• **Task requirements**
Please give the data below again in full, exactly as it stands.

Stored data entries

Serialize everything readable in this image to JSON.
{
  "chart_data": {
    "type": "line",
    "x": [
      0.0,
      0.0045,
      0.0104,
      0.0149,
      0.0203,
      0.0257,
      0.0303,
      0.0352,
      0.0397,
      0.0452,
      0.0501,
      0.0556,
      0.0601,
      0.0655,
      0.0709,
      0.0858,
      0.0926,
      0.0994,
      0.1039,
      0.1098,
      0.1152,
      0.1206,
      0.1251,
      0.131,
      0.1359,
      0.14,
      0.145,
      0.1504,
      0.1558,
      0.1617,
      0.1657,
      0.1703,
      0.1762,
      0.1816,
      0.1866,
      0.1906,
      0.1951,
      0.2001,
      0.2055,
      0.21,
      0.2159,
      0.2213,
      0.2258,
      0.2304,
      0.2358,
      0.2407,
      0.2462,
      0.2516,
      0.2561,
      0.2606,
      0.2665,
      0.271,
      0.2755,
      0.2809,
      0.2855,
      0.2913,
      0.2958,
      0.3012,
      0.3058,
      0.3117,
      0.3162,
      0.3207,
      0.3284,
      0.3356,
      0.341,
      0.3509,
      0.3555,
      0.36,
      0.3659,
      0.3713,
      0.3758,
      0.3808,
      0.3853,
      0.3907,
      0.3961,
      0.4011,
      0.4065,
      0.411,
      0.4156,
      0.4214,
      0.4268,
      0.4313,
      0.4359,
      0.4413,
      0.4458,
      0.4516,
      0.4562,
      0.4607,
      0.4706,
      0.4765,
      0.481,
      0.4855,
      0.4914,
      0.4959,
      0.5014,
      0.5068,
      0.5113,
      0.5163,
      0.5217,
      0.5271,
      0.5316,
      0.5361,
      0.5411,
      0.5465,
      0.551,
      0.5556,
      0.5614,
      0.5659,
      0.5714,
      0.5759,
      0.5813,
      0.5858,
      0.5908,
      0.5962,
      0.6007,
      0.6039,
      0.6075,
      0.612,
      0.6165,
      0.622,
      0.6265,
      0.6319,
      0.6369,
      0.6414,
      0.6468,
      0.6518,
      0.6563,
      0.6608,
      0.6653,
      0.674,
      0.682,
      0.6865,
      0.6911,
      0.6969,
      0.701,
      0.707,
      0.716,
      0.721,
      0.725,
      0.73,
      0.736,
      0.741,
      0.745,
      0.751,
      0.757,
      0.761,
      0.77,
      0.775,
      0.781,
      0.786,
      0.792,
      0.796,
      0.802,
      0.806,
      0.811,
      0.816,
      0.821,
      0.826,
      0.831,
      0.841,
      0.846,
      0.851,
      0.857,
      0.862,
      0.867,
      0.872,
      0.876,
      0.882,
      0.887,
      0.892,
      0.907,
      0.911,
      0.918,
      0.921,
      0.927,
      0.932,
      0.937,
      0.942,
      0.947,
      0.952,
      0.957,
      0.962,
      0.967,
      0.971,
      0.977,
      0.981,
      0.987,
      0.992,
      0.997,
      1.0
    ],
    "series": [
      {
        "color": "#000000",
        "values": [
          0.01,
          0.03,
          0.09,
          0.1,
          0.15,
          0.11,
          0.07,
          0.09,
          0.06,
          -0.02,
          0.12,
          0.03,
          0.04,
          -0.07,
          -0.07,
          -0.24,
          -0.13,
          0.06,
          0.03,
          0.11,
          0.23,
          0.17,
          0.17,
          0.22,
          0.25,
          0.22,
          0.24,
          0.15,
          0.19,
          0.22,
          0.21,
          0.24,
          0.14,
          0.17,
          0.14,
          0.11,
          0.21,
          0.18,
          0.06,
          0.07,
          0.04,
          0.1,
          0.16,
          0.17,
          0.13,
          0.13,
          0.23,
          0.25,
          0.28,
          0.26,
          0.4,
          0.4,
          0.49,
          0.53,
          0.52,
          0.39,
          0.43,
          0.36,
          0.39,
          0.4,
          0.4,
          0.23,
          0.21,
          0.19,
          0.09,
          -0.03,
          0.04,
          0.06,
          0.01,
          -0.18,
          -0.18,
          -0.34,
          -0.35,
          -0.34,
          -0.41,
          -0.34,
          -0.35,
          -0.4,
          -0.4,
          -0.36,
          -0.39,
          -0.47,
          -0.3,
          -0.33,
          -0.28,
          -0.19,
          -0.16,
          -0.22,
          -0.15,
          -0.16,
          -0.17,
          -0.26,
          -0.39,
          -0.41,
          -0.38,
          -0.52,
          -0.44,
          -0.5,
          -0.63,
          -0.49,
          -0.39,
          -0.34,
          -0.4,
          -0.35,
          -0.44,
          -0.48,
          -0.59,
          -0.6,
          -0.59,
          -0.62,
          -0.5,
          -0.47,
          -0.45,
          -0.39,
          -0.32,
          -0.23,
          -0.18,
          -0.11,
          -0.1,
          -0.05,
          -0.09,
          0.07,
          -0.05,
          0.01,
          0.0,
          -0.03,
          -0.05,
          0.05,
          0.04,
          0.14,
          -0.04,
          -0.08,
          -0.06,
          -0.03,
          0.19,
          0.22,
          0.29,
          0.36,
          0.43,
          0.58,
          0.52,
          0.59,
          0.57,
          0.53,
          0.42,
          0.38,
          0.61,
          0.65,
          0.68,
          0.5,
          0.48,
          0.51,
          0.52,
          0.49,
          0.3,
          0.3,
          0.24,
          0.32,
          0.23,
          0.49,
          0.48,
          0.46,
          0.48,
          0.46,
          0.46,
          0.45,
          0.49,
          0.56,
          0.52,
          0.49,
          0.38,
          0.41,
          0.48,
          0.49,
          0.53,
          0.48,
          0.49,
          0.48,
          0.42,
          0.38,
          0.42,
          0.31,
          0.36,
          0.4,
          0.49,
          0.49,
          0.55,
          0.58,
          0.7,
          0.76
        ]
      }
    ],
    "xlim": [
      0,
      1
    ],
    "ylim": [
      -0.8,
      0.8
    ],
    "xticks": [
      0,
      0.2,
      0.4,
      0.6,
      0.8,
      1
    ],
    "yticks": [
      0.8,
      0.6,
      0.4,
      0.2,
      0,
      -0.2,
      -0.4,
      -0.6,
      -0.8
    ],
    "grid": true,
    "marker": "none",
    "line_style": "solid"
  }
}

• **Exercise answer**
Serialize everything readable in this image to JSON.
{
  "chart_data": {
    "type": "line",
    "x": [
      0.0,
      0.0045,
      0.0104,
      0.0149,
      0.0203,
      0.0257,
      0.0303,
      0.0352,
      0.0397,
      0.0452,
      0.0501,
      0.0556,
      0.0601,
      0.0655,
      0.0709,
      0.0858,
      0.0926,
      0.0994,
      0.1039,
      0.1098,
      0.1152,
      0.1206,
      0.1251,
      0.131,
      0.1359,
      0.14,
      0.145,
      0.1504,
      0.1558,
      0.1617,
      0.1657,
      0.1703,
      0.1762,
      0.1816,
      0.1866,
      0.1906,
      0.1951,
      0.2001,
      0.2055,
      0.21,
      0.2159,
      0.2213,
      0.2258,
      0.2304,
      0.2358,
      0.2407,
      0.2462,
      0.2516,
      0.2561,
      0.2606,
      0.2665,
      0.271,
      0.2755,
      0.2809,
      0.2855,
      0.2913,
      0.2958,
      0.3012,
      0.3058,
      0.3117,
      0.3162,
      0.3207,
      0.3284,
      0.3356,
      0.341,
      0.3509,
      0.3555,
      0.36,
      0.3659,
      0.3713,
      0.3758,
      0.3808,
      0.3853,
      0.3907,
      0.3961,
      0.4011,
      0.4065,
      0.411,
      0.4156,
      0.4214,
      0.4268,
      0.4313,
      0.4359,
      0.4413,
      0.4458,
      0.4516,
      0.4562,
      0.4607,
      0.4706,
      0.4765,
      0.481,
      0.4855,
      0.4914,
      0.4959,
      0.5014,
      0.5068,
      0.5113,
      0.5163,
      0.5217,
      0.5271,
      0.5316,
      0.5361,
      0.5411,
      0.5465,
      0.551,
      0.5556,
      0.5614,
      0.5659,
      0.5714,
      0.5759,
      0.5813,
      0.5858,
      0.5908,
      0.5962,
      0.6007,
      0.6039,
      0.6075,
      0.612,
      0.6165,
      0.622,
      0.6265,
      0.6319,
      0.6369,
      0.6414,
      0.6468,
      0.6518,
      0.6563,
      0.6608,
      0.6653,
      0.674,
      0.682,
      0.6865,
      0.6911,
      0.6969,
      0.701,
      0.707,
      0.716,
      0.721,
      0.725,
      0.73,
      0.736,
      0.741,
      0.745,
      0.751,
      0.757,
      0.761,
      0.77,
      0.775,
      0.781,
      0.786,
      0.792,
      0.796,
      0.802,
      0.806,
      0.811,
      0.816,
      0.821,
      0.826,
      0.831,
      0.841,
      0.846,
      0.851,
      0.857,
      0.862,
      0.867,
      0.872,
      0.876,
      0.882,
      0.887,
      0.892,
      0.907,
      0.911,
      0.918,
      0.921,
      0.927,
      0.932,
      0.937,
      0.942,
      0.947,
      0.952,
      0.957,
      0.962,
      0.967,
      0.971,
      0.977,
      0.981,
      0.987,
      0.992,
      0.997,
      1.0
    ],
    "series": [
      {
        "color": "#000000",
        "values": [
          0.01,
          0.03,
          0.09,
          0.1,
          0.15,
          0.11,
          0.07,
          0.09,
          0.06,
          -0.02,
          0.12,
          0.03,
          0.04,
          -0.07,
          -0.07,
          -0.24,
          -0.13,
          0.06,
          0.03,
          0.11,
          0.23,
          0.17,
          0.17,
          0.22,
          0.25,
          0.22,
          0.24,
          0.15,
          0.19,
          0.22,
          0.21,
          0.24,
          0.14,
          0.17,
          0.14,
          0.11,
          0.21,
          0.18,
          0.06,
          0.07,
          0.04,
          0.1,
          0.16,
          0.17,
          0.13,
          0.13,
          0.23,
          0.25,
          0.28,
          0.26,
          0.4,
          0.4,
          0.49,
          0.53,
          0.52,
          0.39,
          0.43,
          0.36,
          0.39,
          0.4,
          0.4,
          0.23,
          0.21,
          0.19,
          0.09,
          -0.03,
          0.04,
          0.06,
          0.01,
          -0.18,
          -0.18,
          -0.34,
          -0.35,
          -0.34,
          -0.41,
          -0.34,
          -0.35,
          -0.4,
          -0.4,
          -0.36,
          -0.39,
          -0.47,
          -0.3,
          -0.33,
          -0.28,
          -0.19,
          -0.16,
          -0.22,
          -0.15,
          -0.16,
          -0.17,
          -0.26,
          -0.39,
          -0.41,
          -0.38,
          -0.52,
          -0.44,
          -0.5,
          -0.63,
          -0.49,
          -0.39,
          -0.34,
          -0.4,
          -0.35,
          -0.44,
          -0.48,
          -0.59,
          -0.6,
          -0.59,
          -0.62,
          -0.5,
          -0.47,
          -0.45,
          -0.39,
          -0.32,
          -0.23,
          -0.18,
          -0.11,
          -0.1,
          -0.05,
          -0.09,
          0.07,
          -0.05,
          0.01,
          0.0,
          -0.03,
          -0.05,
          0.05,
          0.04,
          0.14,
          -0.04,
          -0.08,
          -0.06,
          -0.03,
          0.19,
          0.22,
          0.29,
          0.36,
          0.43,
          0.58,
          0.52,
          0.59,
          0.57,
          0.53,
          0.42,
          0.38,
          0.61,
          0.65,
          0.68,
          0.5,
          0.48,
          0.51,
          0.52,
          0.49,
          0.3,
          0.3,
          0.24,
          0.32,
          0.23,
          0.49,
          0.48,
          0.46,
          0.48,
          0.46,
          0.46,
          0.45,
          0.49,
          0.56,
          0.52,
          0.49,
          0.38,
          0.41,
          0.48,
          0.49,
          0.53,
          0.48,
          0.49,
          0.48,
          0.42,
          0.38,
          0.42,
          0.31,
          0.36,
          0.4,
          0.49,
          0.49,
          0.55,
          0.58,
          0.7,
          0.76
        ]
      }
    ],
    "xlim": [
      0,
      1
    ],
    "ylim": [
      -0.8,
      0.8
    ],
    "xticks": [
      0,
      0.2,
      0.4,
      0.6,
      0.8,
      1
    ],
    "yticks": [
      0.8,
      0.6,
      0.4,
      0.2,
      0,
      -0.2,
      -0.4,
      -0.6,
      -0.8
    ],
    "grid": true,
    "marker": "none",
    "line_style": "solid"
  }
}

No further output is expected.